Go through the entries below and count the lines holding the word "Output". Reply with only the number, please.

***** EXTRACTED INFORMATION *****

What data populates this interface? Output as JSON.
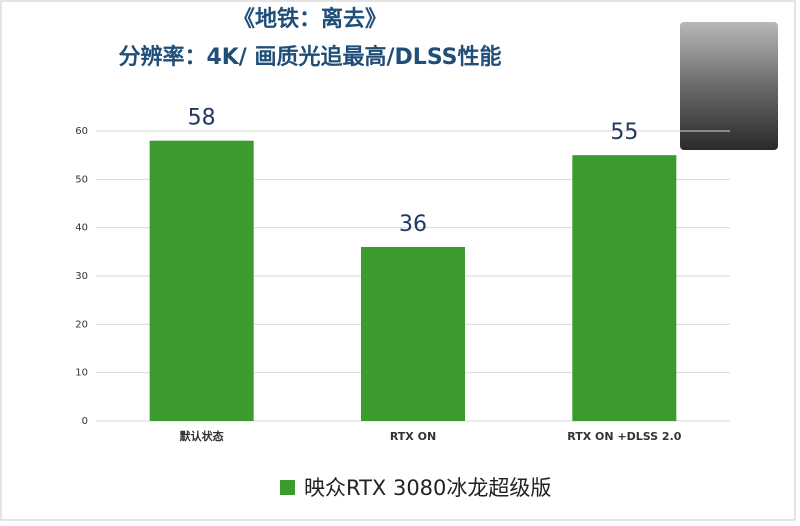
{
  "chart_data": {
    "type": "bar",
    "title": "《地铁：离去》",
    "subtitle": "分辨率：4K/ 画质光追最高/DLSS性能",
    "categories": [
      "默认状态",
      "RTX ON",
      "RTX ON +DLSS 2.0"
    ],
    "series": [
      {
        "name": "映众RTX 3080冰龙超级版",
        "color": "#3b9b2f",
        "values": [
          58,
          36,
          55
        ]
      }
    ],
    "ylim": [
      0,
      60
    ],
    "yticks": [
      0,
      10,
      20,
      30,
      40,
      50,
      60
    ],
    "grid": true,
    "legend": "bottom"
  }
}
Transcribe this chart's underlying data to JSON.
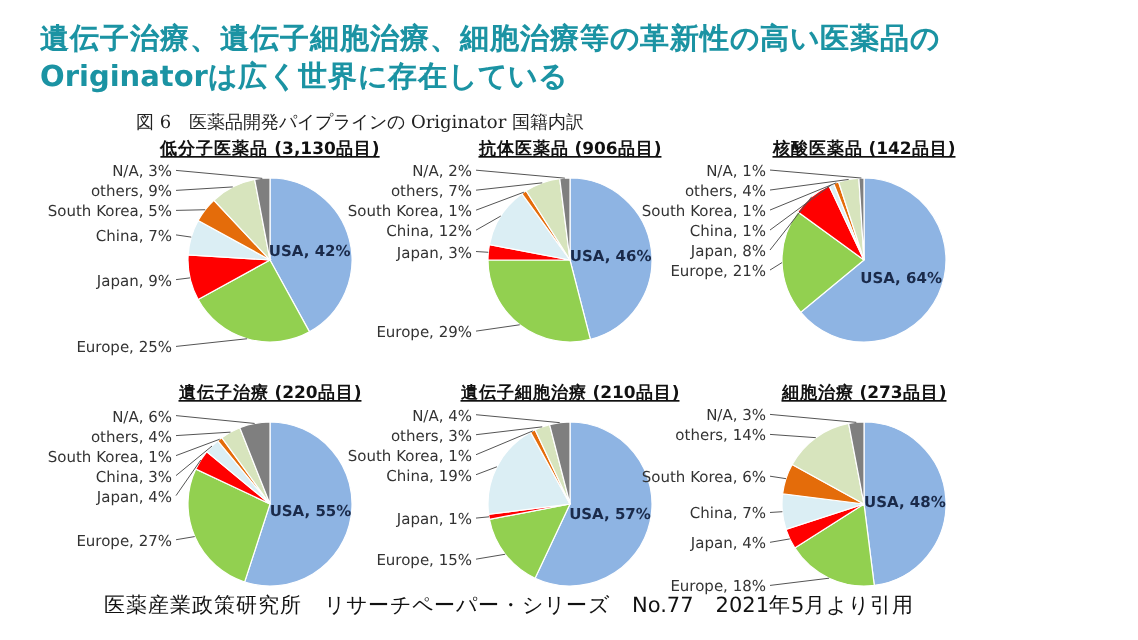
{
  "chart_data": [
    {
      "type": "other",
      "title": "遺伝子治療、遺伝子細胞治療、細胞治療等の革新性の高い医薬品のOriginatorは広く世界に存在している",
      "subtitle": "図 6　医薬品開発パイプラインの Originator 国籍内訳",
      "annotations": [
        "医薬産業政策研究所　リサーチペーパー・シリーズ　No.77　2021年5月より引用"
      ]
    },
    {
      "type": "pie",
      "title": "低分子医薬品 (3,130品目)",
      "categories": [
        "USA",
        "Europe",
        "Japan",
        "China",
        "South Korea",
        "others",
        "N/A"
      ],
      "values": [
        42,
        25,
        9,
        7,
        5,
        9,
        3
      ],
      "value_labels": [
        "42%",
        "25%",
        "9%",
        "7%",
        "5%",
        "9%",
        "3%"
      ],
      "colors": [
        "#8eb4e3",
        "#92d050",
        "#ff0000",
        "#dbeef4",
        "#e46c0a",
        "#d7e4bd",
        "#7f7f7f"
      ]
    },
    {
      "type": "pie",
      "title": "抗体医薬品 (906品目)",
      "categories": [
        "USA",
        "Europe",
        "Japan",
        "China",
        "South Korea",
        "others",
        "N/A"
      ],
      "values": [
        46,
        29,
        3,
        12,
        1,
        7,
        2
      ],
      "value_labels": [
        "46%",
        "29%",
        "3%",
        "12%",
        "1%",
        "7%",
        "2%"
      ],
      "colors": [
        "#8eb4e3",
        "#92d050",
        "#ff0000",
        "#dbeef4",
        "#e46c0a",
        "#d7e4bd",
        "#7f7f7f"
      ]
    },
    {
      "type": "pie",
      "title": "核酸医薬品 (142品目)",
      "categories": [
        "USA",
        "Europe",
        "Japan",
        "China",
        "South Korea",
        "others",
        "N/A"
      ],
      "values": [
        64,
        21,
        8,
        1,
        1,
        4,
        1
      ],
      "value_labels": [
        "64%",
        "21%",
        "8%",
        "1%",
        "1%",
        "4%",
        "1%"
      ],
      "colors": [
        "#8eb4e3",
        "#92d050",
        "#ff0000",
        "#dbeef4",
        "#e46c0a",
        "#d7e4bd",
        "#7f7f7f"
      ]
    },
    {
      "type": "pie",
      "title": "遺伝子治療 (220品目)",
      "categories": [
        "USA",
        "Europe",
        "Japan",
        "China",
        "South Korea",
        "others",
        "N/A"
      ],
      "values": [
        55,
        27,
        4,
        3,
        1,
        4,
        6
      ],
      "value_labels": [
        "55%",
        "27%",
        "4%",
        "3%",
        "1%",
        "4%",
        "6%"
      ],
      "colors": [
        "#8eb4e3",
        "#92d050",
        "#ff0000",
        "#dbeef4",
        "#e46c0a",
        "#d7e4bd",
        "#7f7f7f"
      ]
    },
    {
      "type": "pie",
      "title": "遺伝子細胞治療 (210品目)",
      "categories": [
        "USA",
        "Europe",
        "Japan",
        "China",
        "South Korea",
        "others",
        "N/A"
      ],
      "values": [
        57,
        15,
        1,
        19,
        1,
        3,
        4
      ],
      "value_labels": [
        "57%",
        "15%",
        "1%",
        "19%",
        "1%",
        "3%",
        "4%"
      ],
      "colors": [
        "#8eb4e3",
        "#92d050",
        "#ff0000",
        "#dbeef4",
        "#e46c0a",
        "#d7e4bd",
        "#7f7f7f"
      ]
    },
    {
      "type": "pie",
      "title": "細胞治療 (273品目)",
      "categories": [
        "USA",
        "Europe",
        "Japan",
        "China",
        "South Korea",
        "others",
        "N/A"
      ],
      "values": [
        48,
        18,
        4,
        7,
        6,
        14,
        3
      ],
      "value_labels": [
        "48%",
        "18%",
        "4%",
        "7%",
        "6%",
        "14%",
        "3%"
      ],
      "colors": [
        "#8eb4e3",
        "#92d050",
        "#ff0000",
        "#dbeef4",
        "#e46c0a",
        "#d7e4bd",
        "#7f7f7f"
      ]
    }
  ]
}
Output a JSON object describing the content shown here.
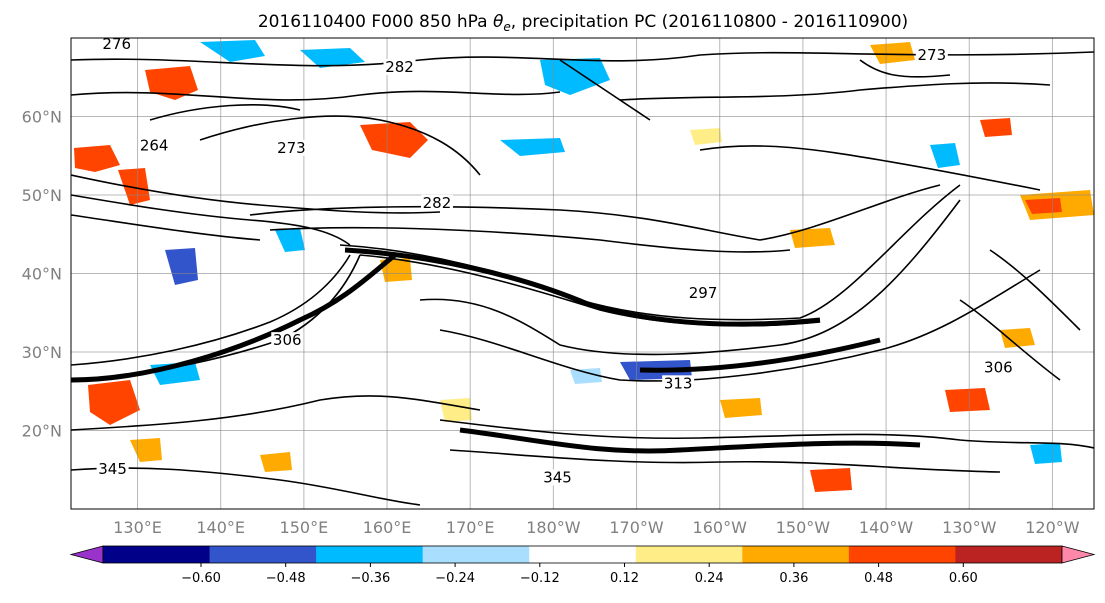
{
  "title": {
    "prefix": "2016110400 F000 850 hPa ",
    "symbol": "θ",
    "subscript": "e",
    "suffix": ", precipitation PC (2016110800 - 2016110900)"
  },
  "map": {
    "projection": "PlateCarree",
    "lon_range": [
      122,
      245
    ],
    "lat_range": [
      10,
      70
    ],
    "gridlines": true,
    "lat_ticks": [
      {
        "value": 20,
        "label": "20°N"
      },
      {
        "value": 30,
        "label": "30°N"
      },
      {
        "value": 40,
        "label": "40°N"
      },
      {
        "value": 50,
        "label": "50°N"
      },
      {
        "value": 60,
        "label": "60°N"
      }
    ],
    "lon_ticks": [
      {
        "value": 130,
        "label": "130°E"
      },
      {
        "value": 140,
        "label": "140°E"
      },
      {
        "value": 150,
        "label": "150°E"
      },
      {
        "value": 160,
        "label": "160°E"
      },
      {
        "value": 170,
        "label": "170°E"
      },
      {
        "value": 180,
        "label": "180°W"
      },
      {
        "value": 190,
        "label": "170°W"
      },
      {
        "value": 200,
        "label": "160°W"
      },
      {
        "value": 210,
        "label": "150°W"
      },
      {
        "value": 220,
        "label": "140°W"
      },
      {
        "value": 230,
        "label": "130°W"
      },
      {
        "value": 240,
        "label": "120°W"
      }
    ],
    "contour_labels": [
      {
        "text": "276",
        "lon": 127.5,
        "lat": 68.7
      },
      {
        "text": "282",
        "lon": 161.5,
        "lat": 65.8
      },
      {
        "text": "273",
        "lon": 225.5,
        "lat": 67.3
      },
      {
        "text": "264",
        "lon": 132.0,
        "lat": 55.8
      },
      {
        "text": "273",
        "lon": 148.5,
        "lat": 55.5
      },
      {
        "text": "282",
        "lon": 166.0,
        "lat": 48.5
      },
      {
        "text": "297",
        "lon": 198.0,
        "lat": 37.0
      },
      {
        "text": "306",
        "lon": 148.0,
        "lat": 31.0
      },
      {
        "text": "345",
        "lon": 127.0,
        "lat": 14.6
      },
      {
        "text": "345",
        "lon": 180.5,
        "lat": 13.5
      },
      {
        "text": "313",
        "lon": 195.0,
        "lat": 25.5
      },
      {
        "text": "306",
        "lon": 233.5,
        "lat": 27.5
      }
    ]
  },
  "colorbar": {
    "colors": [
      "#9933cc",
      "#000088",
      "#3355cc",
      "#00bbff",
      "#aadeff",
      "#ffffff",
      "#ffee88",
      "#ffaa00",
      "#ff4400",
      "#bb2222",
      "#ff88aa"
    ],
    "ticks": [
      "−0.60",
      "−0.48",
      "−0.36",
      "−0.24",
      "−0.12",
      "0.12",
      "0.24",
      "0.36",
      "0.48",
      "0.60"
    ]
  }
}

*****

RIGHT ANSWER >>
2